**Source records**
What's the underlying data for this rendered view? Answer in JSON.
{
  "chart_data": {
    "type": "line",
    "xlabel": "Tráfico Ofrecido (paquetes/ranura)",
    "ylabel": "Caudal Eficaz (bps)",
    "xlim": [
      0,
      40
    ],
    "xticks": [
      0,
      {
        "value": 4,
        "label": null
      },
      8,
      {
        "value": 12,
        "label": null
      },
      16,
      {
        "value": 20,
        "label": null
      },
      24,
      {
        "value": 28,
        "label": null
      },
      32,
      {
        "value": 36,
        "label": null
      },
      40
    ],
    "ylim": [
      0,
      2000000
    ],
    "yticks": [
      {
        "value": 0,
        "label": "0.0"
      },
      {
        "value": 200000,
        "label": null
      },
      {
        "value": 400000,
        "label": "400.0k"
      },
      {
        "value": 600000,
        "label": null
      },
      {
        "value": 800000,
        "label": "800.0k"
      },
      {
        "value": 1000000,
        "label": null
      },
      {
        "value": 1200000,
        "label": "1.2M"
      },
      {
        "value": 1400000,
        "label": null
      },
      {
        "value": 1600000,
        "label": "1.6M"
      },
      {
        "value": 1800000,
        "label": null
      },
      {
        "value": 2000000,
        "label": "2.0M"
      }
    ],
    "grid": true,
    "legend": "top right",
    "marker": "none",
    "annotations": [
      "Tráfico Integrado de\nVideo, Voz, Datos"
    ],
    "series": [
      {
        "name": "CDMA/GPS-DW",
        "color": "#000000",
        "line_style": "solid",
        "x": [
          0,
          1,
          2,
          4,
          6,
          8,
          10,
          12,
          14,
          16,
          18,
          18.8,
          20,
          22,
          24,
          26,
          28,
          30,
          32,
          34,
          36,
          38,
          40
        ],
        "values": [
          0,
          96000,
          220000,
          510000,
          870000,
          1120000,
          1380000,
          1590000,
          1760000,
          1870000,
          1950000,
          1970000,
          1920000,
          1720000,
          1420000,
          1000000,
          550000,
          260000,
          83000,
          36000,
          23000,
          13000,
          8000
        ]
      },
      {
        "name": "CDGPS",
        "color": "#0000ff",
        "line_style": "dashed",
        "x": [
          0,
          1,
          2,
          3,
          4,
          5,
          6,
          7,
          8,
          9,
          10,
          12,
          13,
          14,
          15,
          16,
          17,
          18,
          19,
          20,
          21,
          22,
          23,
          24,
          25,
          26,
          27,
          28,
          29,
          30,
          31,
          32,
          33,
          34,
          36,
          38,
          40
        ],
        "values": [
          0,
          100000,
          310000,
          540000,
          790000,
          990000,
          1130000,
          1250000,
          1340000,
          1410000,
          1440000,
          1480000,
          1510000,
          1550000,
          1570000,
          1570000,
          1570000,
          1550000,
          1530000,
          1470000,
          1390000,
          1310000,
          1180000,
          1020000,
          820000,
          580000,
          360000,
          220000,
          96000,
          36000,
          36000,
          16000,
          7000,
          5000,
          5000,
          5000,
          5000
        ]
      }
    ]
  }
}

**Given exercise**
Quote the entire listing above exactly.

**Solution to this problem**
What's the underlying data for this rendered view? Answer in JSON.
{
  "chart_data": {
    "type": "line",
    "xlabel": "Tráfico Ofrecido (paquetes/ranura)",
    "ylabel": "Caudal Eficaz (bps)",
    "xlim": [
      0,
      40
    ],
    "xticks": [
      0,
      {
        "value": 4,
        "label": null
      },
      8,
      {
        "value": 12,
        "label": null
      },
      16,
      {
        "value": 20,
        "label": null
      },
      24,
      {
        "value": 28,
        "label": null
      },
      32,
      {
        "value": 36,
        "label": null
      },
      40
    ],
    "ylim": [
      0,
      2000000
    ],
    "yticks": [
      {
        "value": 0,
        "label": "0.0"
      },
      {
        "value": 200000,
        "label": null
      },
      {
        "value": 400000,
        "label": "400.0k"
      },
      {
        "value": 600000,
        "label": null
      },
      {
        "value": 800000,
        "label": "800.0k"
      },
      {
        "value": 1000000,
        "label": null
      },
      {
        "value": 1200000,
        "label": "1.2M"
      },
      {
        "value": 1400000,
        "label": null
      },
      {
        "value": 1600000,
        "label": "1.6M"
      },
      {
        "value": 1800000,
        "label": null
      },
      {
        "value": 2000000,
        "label": "2.0M"
      }
    ],
    "grid": true,
    "legend": "top right",
    "marker": "none",
    "annotations": [
      "Tráfico Integrado de\nVideo, Voz, Datos"
    ],
    "series": [
      {
        "name": "CDMA/GPS-DW",
        "color": "#000000",
        "line_style": "solid",
        "x": [
          0,
          1,
          2,
          4,
          6,
          8,
          10,
          12,
          14,
          16,
          18,
          18.8,
          20,
          22,
          24,
          26,
          28,
          30,
          32,
          34,
          36,
          38,
          40
        ],
        "values": [
          0,
          96000,
          220000,
          510000,
          870000,
          1120000,
          1380000,
          1590000,
          1760000,
          1870000,
          1950000,
          1970000,
          1920000,
          1720000,
          1420000,
          1000000,
          550000,
          260000,
          83000,
          36000,
          23000,
          13000,
          8000
        ]
      },
      {
        "name": "CDGPS",
        "color": "#0000ff",
        "line_style": "dashed",
        "x": [
          0,
          1,
          2,
          3,
          4,
          5,
          6,
          7,
          8,
          9,
          10,
          12,
          13,
          14,
          15,
          16,
          17,
          18,
          19,
          20,
          21,
          22,
          23,
          24,
          25,
          26,
          27,
          28,
          29,
          30,
          31,
          32,
          33,
          34,
          36,
          38,
          40
        ],
        "values": [
          0,
          100000,
          310000,
          540000,
          790000,
          990000,
          1130000,
          1250000,
          1340000,
          1410000,
          1440000,
          1480000,
          1510000,
          1550000,
          1570000,
          1570000,
          1570000,
          1550000,
          1530000,
          1470000,
          1390000,
          1310000,
          1180000,
          1020000,
          820000,
          580000,
          360000,
          220000,
          96000,
          36000,
          36000,
          16000,
          7000,
          5000,
          5000,
          5000,
          5000
        ]
      }
    ]
  }
}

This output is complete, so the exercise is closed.